▼

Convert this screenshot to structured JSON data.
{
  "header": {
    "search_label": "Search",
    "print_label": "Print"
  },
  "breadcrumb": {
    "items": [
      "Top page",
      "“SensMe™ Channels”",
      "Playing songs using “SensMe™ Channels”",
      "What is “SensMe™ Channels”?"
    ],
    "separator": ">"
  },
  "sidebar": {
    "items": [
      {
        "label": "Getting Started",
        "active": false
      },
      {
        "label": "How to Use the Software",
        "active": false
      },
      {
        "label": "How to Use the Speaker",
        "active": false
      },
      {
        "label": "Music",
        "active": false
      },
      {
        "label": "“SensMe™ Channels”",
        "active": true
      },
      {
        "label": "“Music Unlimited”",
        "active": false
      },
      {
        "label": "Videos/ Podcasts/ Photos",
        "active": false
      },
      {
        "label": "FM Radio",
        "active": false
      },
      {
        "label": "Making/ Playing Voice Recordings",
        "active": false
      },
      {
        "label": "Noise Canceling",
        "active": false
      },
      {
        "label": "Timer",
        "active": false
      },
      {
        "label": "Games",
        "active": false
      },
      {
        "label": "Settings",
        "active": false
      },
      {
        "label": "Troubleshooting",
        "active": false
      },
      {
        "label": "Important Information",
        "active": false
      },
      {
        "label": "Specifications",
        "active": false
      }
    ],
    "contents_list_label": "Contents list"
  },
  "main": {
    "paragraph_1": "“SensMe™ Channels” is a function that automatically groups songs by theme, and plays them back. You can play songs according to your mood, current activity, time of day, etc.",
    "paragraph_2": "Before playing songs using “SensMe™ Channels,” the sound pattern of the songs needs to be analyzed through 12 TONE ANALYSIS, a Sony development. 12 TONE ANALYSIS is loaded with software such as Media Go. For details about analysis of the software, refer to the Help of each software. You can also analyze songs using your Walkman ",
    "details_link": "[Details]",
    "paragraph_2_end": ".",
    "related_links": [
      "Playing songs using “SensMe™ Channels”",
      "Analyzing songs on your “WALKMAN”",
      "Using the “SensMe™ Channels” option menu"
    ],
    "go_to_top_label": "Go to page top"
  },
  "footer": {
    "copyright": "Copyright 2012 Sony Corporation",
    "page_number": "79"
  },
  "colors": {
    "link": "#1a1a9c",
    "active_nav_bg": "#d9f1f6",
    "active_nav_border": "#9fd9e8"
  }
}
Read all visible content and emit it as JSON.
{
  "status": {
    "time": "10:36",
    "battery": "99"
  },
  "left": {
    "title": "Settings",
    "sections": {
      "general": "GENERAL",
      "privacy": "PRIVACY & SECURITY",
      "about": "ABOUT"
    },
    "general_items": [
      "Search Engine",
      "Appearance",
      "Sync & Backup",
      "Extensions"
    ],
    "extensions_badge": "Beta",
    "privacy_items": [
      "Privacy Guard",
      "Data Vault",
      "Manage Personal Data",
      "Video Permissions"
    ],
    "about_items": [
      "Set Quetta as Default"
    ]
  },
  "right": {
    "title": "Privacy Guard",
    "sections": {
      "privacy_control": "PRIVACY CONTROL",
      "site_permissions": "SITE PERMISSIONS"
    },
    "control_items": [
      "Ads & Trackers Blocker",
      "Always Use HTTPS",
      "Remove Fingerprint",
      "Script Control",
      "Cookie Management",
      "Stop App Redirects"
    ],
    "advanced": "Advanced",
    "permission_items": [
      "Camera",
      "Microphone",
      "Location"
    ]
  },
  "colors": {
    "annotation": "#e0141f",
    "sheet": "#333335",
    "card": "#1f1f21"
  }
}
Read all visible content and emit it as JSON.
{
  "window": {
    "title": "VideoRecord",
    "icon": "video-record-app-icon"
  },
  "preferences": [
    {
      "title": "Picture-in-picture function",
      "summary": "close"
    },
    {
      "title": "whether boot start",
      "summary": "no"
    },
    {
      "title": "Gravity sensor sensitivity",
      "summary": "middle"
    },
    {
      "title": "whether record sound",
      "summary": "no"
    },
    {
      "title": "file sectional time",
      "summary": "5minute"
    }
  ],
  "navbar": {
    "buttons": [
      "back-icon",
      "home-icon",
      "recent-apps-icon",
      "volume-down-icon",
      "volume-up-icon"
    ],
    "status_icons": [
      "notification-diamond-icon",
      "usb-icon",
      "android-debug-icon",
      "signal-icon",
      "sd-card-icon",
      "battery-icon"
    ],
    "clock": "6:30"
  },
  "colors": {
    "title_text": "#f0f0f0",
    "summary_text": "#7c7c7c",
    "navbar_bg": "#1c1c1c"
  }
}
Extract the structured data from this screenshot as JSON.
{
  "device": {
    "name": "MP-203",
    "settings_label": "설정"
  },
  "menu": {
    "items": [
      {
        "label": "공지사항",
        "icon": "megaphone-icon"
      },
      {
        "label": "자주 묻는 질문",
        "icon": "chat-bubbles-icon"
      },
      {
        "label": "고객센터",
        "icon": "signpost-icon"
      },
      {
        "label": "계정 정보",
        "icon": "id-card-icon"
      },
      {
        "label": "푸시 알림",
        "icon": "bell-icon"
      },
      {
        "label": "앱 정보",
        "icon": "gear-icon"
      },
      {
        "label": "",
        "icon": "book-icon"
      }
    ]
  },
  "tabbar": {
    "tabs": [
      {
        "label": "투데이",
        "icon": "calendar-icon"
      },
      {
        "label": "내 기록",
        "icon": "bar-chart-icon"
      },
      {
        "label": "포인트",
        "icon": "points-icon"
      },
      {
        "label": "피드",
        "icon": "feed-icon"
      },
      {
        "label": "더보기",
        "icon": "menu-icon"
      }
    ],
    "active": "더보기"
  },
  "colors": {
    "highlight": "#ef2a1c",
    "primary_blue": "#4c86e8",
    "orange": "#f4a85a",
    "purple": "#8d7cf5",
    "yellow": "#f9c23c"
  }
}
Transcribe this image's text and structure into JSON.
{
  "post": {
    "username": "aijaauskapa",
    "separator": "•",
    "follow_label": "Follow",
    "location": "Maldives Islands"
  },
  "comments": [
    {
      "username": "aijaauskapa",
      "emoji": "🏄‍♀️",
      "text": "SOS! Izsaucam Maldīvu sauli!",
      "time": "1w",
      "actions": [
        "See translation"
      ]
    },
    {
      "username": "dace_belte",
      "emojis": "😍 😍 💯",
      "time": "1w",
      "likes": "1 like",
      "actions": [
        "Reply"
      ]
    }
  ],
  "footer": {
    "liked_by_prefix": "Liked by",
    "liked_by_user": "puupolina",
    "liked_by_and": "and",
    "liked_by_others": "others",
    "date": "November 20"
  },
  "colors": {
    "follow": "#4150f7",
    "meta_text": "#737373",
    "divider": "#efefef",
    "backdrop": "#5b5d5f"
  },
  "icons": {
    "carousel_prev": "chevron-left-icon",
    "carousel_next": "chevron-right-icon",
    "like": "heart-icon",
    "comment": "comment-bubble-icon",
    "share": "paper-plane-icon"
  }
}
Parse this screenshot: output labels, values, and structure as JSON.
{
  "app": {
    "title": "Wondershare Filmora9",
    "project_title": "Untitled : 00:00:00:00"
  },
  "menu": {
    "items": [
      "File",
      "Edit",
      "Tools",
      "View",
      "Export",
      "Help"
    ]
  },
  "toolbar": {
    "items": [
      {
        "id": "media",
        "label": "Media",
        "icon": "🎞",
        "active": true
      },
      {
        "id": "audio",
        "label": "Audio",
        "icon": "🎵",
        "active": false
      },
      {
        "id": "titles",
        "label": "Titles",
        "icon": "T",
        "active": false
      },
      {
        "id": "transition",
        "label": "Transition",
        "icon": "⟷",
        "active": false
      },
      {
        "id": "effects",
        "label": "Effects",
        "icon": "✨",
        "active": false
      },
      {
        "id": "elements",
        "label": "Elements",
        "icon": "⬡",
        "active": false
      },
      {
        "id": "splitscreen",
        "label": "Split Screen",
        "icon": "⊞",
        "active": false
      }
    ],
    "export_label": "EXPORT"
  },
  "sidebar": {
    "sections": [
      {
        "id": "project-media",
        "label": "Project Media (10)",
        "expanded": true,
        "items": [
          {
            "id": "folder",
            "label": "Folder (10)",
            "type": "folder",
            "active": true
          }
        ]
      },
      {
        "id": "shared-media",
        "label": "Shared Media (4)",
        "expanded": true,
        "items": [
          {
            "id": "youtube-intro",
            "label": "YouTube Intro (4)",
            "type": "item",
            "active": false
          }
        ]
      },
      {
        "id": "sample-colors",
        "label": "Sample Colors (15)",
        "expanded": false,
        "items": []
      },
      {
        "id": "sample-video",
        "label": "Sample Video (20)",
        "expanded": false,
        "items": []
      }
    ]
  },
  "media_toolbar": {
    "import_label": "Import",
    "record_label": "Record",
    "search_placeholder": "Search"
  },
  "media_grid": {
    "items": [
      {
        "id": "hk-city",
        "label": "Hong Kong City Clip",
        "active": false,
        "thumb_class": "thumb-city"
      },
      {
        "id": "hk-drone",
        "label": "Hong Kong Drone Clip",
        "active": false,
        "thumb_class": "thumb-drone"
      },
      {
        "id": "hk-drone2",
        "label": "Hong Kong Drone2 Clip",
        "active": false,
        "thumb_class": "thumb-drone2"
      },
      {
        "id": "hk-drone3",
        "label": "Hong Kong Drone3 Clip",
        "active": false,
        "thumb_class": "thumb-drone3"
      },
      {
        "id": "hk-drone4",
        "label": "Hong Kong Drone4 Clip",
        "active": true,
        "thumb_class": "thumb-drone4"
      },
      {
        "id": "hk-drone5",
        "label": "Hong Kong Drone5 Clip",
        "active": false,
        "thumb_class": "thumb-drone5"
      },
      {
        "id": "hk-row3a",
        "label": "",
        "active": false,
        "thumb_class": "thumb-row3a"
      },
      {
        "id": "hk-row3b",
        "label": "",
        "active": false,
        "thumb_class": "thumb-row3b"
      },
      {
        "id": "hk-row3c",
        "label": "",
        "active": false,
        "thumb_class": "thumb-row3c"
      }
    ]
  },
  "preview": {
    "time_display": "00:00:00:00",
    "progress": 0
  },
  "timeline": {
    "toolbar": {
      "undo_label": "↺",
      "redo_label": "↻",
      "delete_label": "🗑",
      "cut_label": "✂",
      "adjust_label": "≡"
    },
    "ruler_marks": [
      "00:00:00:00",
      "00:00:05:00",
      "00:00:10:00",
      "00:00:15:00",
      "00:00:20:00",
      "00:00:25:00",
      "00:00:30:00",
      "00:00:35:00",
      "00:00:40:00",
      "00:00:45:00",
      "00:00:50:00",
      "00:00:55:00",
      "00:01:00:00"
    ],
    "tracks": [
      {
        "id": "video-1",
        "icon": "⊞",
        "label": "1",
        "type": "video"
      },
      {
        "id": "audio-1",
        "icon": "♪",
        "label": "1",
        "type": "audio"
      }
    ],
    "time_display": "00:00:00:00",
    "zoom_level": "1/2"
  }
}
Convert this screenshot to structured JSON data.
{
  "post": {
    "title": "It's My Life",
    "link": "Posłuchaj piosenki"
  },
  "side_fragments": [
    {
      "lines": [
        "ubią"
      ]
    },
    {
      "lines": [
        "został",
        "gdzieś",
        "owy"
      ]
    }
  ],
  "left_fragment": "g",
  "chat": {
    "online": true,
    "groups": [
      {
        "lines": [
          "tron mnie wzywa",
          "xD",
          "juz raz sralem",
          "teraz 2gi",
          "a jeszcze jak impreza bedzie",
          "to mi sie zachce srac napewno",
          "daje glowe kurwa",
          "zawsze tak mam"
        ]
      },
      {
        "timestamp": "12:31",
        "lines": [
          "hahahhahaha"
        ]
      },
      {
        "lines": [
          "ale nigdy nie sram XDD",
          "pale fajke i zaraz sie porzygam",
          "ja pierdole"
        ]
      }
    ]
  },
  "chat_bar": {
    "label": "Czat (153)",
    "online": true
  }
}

▲

## Given request
Show the lines from the data above that contain the string "type".

## Written response
            "type": "folder",
            "type": "item",
        "type": "video"
        "type": "audio"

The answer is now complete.